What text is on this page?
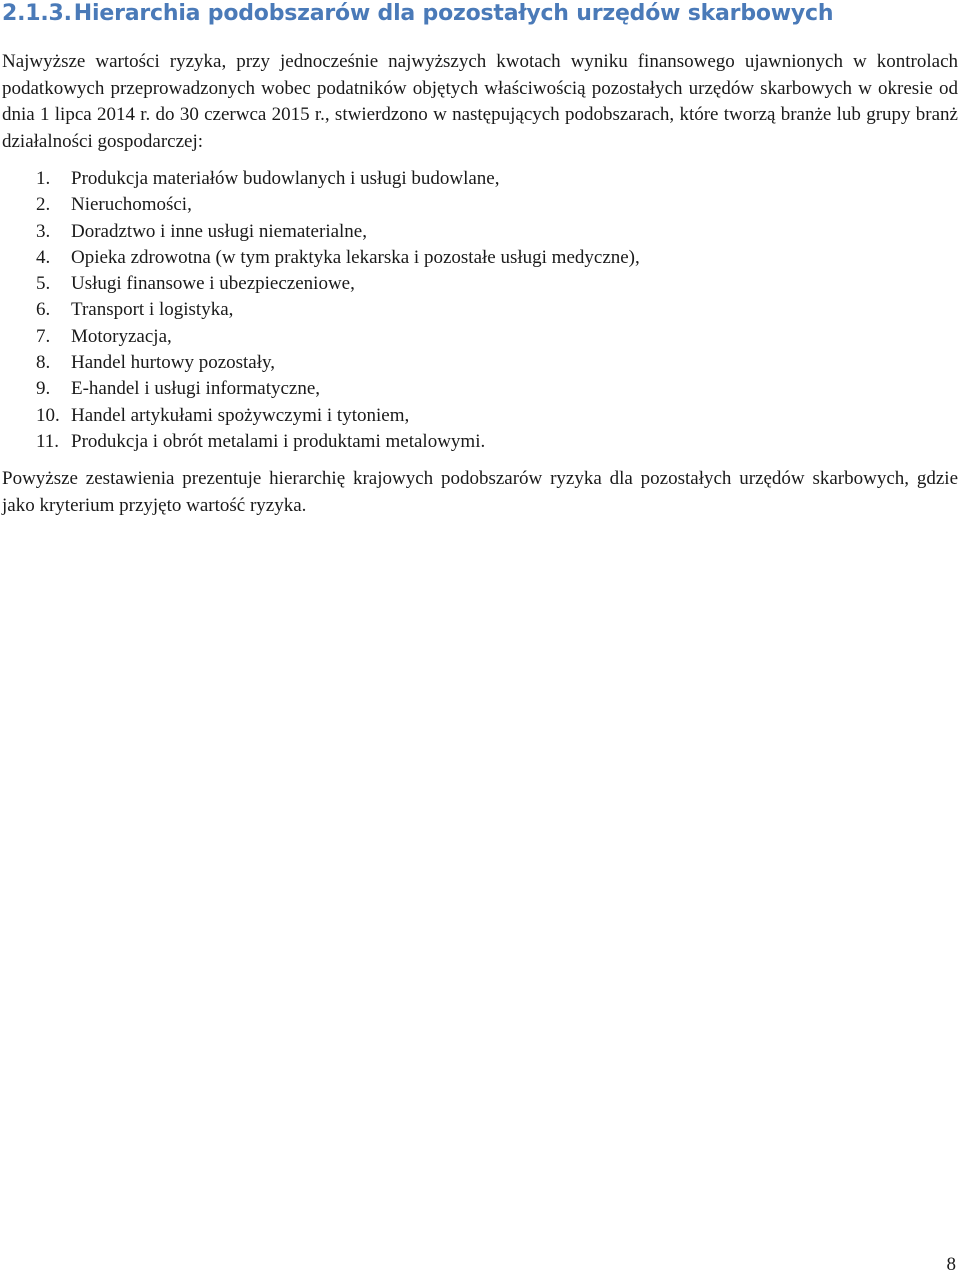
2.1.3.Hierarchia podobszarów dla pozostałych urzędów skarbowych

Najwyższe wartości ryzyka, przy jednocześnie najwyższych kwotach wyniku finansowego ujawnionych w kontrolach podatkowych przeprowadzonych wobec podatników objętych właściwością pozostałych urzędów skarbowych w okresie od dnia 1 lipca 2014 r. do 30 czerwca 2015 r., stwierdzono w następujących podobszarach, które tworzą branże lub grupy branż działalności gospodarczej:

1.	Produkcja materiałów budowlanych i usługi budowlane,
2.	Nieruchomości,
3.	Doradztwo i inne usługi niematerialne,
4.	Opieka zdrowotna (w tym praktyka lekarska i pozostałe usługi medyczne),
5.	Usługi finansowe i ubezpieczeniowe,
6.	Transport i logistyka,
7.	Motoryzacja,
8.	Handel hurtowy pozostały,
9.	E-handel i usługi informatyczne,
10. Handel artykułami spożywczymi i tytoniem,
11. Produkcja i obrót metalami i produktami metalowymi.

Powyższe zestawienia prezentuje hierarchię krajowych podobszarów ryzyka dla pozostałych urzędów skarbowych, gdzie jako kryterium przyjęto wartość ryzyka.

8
...
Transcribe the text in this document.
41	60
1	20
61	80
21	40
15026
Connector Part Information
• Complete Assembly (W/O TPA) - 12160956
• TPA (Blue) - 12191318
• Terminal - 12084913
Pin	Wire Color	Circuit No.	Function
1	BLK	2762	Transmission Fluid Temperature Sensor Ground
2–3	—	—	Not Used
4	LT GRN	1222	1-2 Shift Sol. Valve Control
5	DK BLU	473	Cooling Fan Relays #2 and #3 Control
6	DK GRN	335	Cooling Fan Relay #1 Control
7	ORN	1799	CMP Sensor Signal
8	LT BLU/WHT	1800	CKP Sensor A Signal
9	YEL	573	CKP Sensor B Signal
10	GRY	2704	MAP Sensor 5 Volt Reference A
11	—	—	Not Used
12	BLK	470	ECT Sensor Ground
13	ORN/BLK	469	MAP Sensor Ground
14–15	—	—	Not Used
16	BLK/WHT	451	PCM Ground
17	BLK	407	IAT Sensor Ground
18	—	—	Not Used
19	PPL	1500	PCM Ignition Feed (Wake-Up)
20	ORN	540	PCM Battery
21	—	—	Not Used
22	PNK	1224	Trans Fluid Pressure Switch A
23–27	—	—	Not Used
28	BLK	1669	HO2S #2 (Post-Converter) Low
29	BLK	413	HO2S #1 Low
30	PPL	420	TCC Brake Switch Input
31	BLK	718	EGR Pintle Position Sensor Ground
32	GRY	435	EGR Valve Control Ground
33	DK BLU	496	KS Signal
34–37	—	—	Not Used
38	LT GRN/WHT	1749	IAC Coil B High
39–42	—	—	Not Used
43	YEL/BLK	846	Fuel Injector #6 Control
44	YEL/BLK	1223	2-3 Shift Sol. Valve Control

## EXERCISE PROMPT
Find how many of the lines above have the word "Valve" in them. State only that number.

## EXERCISE SOLUTION
3